### [Stated goal]
Pull each line holding "среди" out of the entries below.

### [Saved entries]
▬▬▬▬▬▬

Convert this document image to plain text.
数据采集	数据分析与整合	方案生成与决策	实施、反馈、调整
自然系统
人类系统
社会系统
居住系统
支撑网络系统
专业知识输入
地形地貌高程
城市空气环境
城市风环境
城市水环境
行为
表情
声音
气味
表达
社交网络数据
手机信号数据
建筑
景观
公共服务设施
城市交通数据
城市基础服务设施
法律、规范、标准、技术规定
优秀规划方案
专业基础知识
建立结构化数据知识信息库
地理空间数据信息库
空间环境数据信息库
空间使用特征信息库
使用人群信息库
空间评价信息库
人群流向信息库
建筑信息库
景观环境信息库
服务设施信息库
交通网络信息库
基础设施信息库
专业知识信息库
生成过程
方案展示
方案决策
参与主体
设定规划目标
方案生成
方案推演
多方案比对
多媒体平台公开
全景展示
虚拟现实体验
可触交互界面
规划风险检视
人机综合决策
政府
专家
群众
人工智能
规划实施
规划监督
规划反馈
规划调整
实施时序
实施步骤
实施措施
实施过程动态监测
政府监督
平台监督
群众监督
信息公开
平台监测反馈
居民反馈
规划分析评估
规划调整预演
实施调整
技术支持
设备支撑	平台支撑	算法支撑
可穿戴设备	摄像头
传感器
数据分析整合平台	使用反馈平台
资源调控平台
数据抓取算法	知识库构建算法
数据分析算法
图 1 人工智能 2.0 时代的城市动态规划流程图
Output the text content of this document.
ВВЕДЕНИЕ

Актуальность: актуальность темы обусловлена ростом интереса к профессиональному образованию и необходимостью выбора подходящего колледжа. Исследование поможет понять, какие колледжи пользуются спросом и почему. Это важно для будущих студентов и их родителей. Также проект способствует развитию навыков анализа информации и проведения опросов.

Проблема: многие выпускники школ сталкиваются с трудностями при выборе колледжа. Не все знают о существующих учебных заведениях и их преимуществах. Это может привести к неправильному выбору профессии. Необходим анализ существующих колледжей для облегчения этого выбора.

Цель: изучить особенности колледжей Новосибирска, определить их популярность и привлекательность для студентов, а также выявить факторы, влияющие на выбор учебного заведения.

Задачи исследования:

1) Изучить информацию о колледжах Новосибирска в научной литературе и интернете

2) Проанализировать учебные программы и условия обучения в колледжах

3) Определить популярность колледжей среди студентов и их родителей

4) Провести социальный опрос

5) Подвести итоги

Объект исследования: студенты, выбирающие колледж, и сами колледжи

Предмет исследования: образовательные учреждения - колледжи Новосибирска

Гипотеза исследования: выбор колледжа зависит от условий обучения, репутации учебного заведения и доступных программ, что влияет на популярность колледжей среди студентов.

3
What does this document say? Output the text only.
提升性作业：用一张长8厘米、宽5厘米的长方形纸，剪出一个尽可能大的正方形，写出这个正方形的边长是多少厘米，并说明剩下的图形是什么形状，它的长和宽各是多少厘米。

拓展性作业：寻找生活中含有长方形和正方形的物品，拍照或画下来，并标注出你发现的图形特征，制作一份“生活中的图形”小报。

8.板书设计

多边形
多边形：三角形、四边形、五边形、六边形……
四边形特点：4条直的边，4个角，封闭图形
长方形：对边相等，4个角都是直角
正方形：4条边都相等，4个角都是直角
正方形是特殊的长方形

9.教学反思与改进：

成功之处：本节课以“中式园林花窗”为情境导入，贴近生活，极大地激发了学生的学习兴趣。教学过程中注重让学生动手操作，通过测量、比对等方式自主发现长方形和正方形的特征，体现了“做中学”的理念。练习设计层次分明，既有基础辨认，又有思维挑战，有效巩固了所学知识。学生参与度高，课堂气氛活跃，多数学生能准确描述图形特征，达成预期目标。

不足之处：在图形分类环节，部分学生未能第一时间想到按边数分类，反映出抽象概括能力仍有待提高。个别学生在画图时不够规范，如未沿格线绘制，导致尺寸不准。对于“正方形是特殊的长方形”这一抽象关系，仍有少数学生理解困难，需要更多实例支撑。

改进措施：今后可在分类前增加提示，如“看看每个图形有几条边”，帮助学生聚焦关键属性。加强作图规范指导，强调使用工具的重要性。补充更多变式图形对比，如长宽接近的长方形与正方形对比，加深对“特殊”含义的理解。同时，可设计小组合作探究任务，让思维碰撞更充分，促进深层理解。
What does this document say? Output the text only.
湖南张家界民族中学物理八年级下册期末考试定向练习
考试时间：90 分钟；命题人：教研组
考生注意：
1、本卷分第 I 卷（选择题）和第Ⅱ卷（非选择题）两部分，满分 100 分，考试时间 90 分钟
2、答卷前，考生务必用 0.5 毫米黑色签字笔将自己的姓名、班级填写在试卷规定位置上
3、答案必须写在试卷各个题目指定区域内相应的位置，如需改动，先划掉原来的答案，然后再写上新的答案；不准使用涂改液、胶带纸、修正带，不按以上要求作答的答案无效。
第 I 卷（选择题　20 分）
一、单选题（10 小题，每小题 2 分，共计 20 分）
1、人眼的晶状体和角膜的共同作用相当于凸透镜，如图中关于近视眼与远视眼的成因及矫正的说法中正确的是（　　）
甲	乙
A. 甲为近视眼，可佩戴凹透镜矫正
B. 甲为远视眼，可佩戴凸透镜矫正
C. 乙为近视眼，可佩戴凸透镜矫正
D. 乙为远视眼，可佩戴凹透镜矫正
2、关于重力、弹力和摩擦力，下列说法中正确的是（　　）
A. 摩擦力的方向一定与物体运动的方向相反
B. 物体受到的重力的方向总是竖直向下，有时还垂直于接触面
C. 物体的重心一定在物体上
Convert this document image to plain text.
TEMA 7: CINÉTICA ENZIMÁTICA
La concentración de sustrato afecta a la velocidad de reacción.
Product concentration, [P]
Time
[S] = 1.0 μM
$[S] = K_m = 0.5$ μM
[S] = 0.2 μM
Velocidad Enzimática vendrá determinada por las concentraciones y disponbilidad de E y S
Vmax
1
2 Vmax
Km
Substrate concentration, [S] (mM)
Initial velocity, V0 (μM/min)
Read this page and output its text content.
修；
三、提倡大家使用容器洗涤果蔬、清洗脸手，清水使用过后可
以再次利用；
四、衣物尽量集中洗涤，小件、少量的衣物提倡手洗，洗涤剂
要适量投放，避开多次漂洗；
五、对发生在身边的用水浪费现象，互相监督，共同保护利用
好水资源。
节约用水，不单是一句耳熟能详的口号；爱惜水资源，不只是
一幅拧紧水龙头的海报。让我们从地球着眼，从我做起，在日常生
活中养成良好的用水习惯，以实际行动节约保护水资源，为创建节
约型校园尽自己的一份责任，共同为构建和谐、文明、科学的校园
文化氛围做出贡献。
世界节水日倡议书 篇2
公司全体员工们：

▬▬▬▬▬▬

### [Solution]
3) Определить популярность колледжей среди студентов и их родителей
Гипотеза исследования: выбор колледжа зависит от условий обучения, репутации учебного заведения и доступных программ, что влияет на популярность колледжей среди студентов.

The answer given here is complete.